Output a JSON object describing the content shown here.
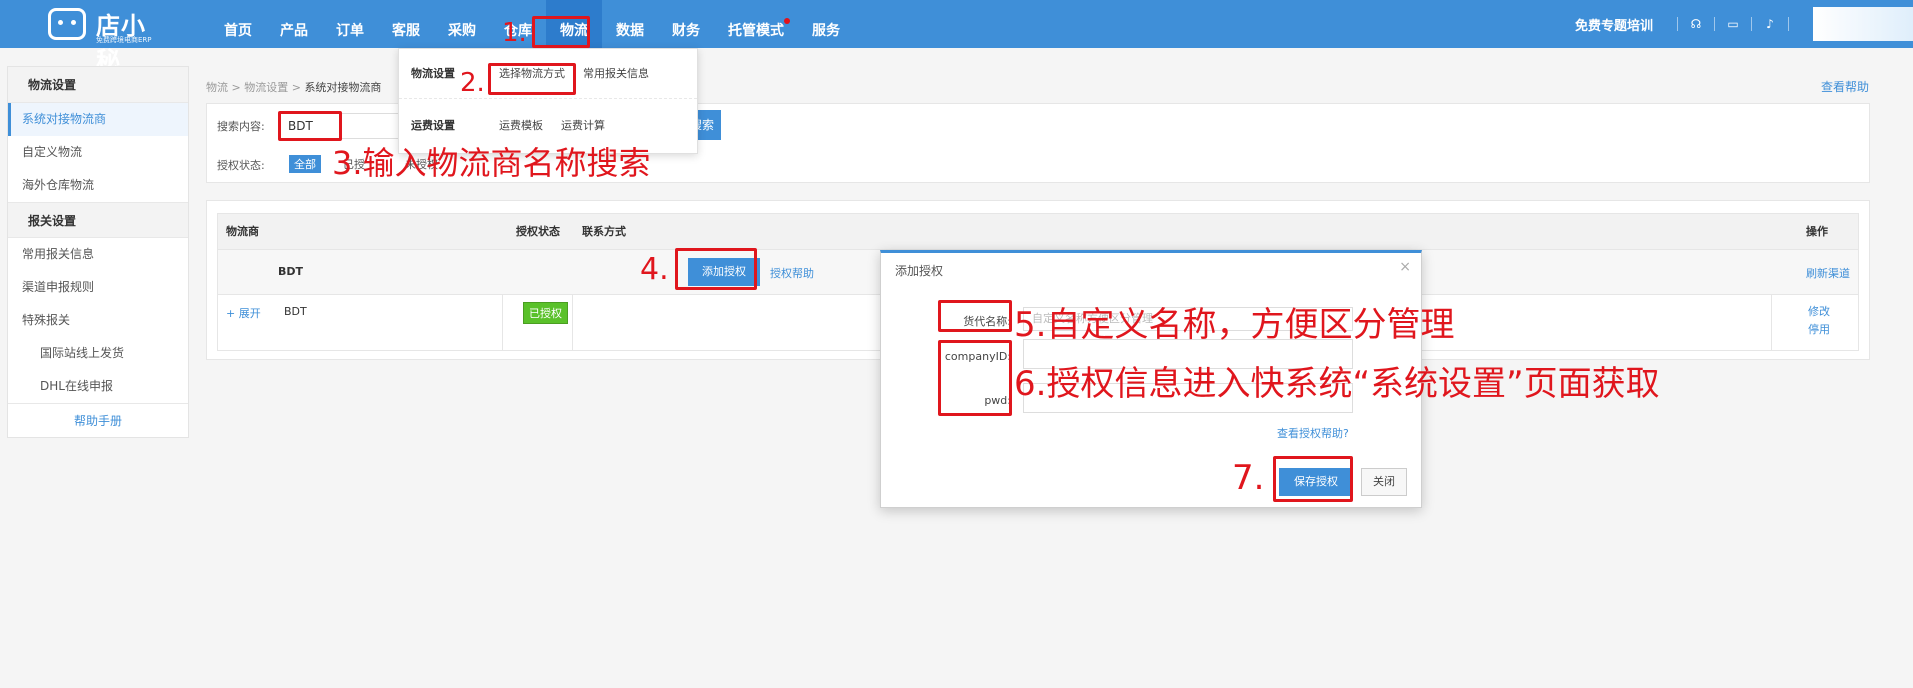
{
  "topbar": {
    "logo_name": "店小秘",
    "logo_sub": "免费跨境电商ERP",
    "nav": [
      "首页",
      "产品",
      "订单",
      "客服",
      "采购",
      "仓库",
      "物流",
      "数据",
      "财务",
      "托管模式",
      "服务"
    ],
    "active_nav": "物流",
    "training": "免费专题培训"
  },
  "breadcrumb": {
    "root": "物流",
    "mid": "物流设置",
    "current": "系统对接物流商",
    "sep": ">"
  },
  "view_help": "查看帮助",
  "sidebar": {
    "group1": "物流设置",
    "items1": [
      "系统对接物流商",
      "自定义物流",
      "海外仓库物流"
    ],
    "group2": "报关设置",
    "items2": [
      "常用报关信息",
      "渠道申报规则",
      "特殊报关"
    ],
    "sub_items": [
      "国际站线上发货",
      "DHL在线申报"
    ],
    "help": "帮助手册"
  },
  "search": {
    "label": "搜索内容:",
    "value": "BDT",
    "button": "搜索",
    "status_label": "授权状态:",
    "status_all": "全部",
    "status_partial_1": "已授",
    "status_partial_2": "未授权"
  },
  "dropdown": {
    "row1_head": "物流设置",
    "row1_items": [
      "选择物流方式",
      "常用报关信息"
    ],
    "row2_head": "运费设置",
    "row2_items": [
      "运费模板",
      "运费计算"
    ]
  },
  "table": {
    "headers": {
      "carrier": "物流商",
      "status": "授权状态",
      "contact": "联系方式",
      "action": "操作"
    },
    "group": {
      "name": "BDT",
      "add_auth": "添加授权",
      "auth_help": "授权帮助",
      "refresh": "刷新渠道"
    },
    "row": {
      "expand": "+ 展开",
      "name": "BDT",
      "status": "已授权",
      "edit": "修改",
      "disable": "停用"
    }
  },
  "modal": {
    "title": "添加授权",
    "close": "×",
    "alias_label": "货代名称:",
    "alias_placeholder": "自定义名称方便区分管理",
    "company_label": "companyID:",
    "pwd_label": "pwd:",
    "help_link": "查看授权帮助?",
    "save": "保存授权",
    "cancel": "关闭"
  },
  "annotations": {
    "a1": "1.",
    "a2": "2.",
    "a3": "3.输入物流商名称搜索",
    "a4": "4.",
    "a5": "5.自定义名称，方便区分管理",
    "a6": "6.授权信息进入快系统“系统设置”页面获取",
    "a7": "7."
  },
  "colors": {
    "brand": "#3f8fd8",
    "annotation_red": "#e0161d",
    "authorized_green": "#5ac12a"
  }
}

☆ ☆ ☆ ☆ ☆

What needs to be done: Reproduce all entries without any change, and omit the pictures.

Result of the task:
Output a JSON object describing the content shown here.
{
  "topbar": {
    "logo_name": "店小秘",
    "logo_sub": "免费跨境电商ERP",
    "nav": [
      "首页",
      "产品",
      "订单",
      "客服",
      "采购",
      "仓库",
      "物流",
      "数据",
      "财务",
      "托管模式",
      "服务"
    ],
    "active_nav": "物流",
    "training": "免费专题培训"
  },
  "breadcrumb": {
    "root": "物流",
    "mid": "物流设置",
    "current": "系统对接物流商",
    "sep": ">"
  },
  "view_help": "查看帮助",
  "sidebar": {
    "group1": "物流设置",
    "items1": [
      "系统对接物流商",
      "自定义物流",
      "海外仓库物流"
    ],
    "group2": "报关设置",
    "items2": [
      "常用报关信息",
      "渠道申报规则",
      "特殊报关"
    ],
    "sub_items": [
      "国际站线上发货",
      "DHL在线申报"
    ],
    "help": "帮助手册"
  },
  "search": {
    "label": "搜索内容:",
    "value": "BDT",
    "button": "搜索",
    "status_label": "授权状态:",
    "status_all": "全部",
    "status_partial_1": "已授",
    "status_partial_2": "未授权"
  },
  "dropdown": {
    "row1_head": "物流设置",
    "row1_items": [
      "选择物流方式",
      "常用报关信息"
    ],
    "row2_head": "运费设置",
    "row2_items": [
      "运费模板",
      "运费计算"
    ]
  },
  "table": {
    "headers": {
      "carrier": "物流商",
      "status": "授权状态",
      "contact": "联系方式",
      "action": "操作"
    },
    "group": {
      "name": "BDT",
      "add_auth": "添加授权",
      "auth_help": "授权帮助",
      "refresh": "刷新渠道"
    },
    "row": {
      "expand": "+ 展开",
      "name": "BDT",
      "status": "已授权",
      "edit": "修改",
      "disable": "停用"
    }
  },
  "modal": {
    "title": "添加授权",
    "close": "×",
    "alias_label": "货代名称:",
    "alias_placeholder": "自定义名称方便区分管理",
    "company_label": "companyID:",
    "pwd_label": "pwd:",
    "help_link": "查看授权帮助?",
    "save": "保存授权",
    "cancel": "关闭"
  },
  "annotations": {
    "a1": "1.",
    "a2": "2.",
    "a3": "3.输入物流商名称搜索",
    "a4": "4.",
    "a5": "5.自定义名称，方便区分管理",
    "a6": "6.授权信息进入快系统“系统设置”页面获取",
    "a7": "7."
  },
  "colors": {
    "brand": "#3f8fd8",
    "annotation_red": "#e0161d",
    "authorized_green": "#5ac12a"
  }
}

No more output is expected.